Output the lines that follow exactly as they are.

* _Collected data_:
▼

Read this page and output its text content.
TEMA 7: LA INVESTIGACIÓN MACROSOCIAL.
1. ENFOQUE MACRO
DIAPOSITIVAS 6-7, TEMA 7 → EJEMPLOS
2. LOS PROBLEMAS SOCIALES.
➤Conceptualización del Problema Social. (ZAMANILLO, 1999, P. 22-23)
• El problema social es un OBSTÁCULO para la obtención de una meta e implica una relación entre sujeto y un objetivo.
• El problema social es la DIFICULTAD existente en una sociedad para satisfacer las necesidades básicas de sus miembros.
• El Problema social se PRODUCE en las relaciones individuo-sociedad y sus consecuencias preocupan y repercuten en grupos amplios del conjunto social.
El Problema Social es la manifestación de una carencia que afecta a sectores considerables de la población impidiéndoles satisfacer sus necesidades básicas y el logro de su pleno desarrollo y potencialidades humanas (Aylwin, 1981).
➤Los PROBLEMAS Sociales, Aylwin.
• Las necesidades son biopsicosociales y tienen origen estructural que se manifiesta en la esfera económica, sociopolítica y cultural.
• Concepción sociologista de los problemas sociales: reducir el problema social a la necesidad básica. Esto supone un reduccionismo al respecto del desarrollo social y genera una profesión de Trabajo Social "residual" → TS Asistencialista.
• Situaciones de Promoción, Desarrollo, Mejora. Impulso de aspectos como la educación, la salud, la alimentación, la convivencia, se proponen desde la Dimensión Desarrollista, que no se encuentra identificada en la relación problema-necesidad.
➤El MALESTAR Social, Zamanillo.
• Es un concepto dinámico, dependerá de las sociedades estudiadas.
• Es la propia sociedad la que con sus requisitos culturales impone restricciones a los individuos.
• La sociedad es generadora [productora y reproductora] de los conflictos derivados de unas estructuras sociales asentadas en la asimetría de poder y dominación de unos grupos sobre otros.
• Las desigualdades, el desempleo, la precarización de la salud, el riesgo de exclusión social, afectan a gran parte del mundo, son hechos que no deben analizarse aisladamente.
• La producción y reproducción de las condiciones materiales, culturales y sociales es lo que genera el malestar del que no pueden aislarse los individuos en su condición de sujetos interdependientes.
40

▲

* _Result for this exercise_:
Read this page and output its text content.
TEMA 7: LA INVESTIGACIÓN MACROSOCIAL.
1. ENFOQUE MACRO
DIAPOSITIVAS 6-7, TEMA 7 → EJEMPLOS
2. LOS PROBLEMAS SOCIALES.
➤Conceptualización del Problema Social. (ZAMANILLO, 1999, P. 22-23)
• El problema social es un OBSTÁCULO para la obtención de una meta e implica una relación entre sujeto y un objetivo.
• El problema social es la DIFICULTAD existente en una sociedad para satisfacer las necesidades básicas de sus miembros.
• El Problema social se PRODUCE en las relaciones individuo-sociedad y sus consecuencias preocupan y repercuten en grupos amplios del conjunto social.
El Problema Social es la manifestación de una carencia que afecta a sectores considerables de la población impidiéndoles satisfacer sus necesidades básicas y el logro de su pleno desarrollo y potencialidades humanas (Aylwin, 1981).
➤Los PROBLEMAS Sociales, Aylwin.
• Las necesidades son biopsicosociales y tienen origen estructural que se manifiesta en la esfera económica, sociopolítica y cultural.
• Concepción sociologista de los problemas sociales: reducir el problema social a la necesidad básica. Esto supone un reduccionismo al respecto del desarrollo social y genera una profesión de Trabajo Social "residual" → TS Asistencialista.
• Situaciones de Promoción, Desarrollo, Mejora. Impulso de aspectos como la educación, la salud, la alimentación, la convivencia, se proponen desde la Dimensión Desarrollista, que no se encuentra identificada en la relación problema-necesidad.
➤El MALESTAR Social, Zamanillo.
• Es un concepto dinámico, dependerá de las sociedades estudiadas.
• Es la propia sociedad la que con sus requisitos culturales impone restricciones a los individuos.
• La sociedad es generadora [productora y reproductora] de los conflictos derivados de unas estructuras sociales asentadas en la asimetría de poder y dominación de unos grupos sobre otros.
• Las desigualdades, el desempleo, la precarización de la salud, el riesgo de exclusión social, afectan a gran parte del mundo, son hechos que no deben analizarse aisladamente.
• La producción y reproducción de las condiciones materiales, culturales y sociales es lo que genera el malestar del que no pueden aislarse los individuos en su condición de sujetos interdependientes.
40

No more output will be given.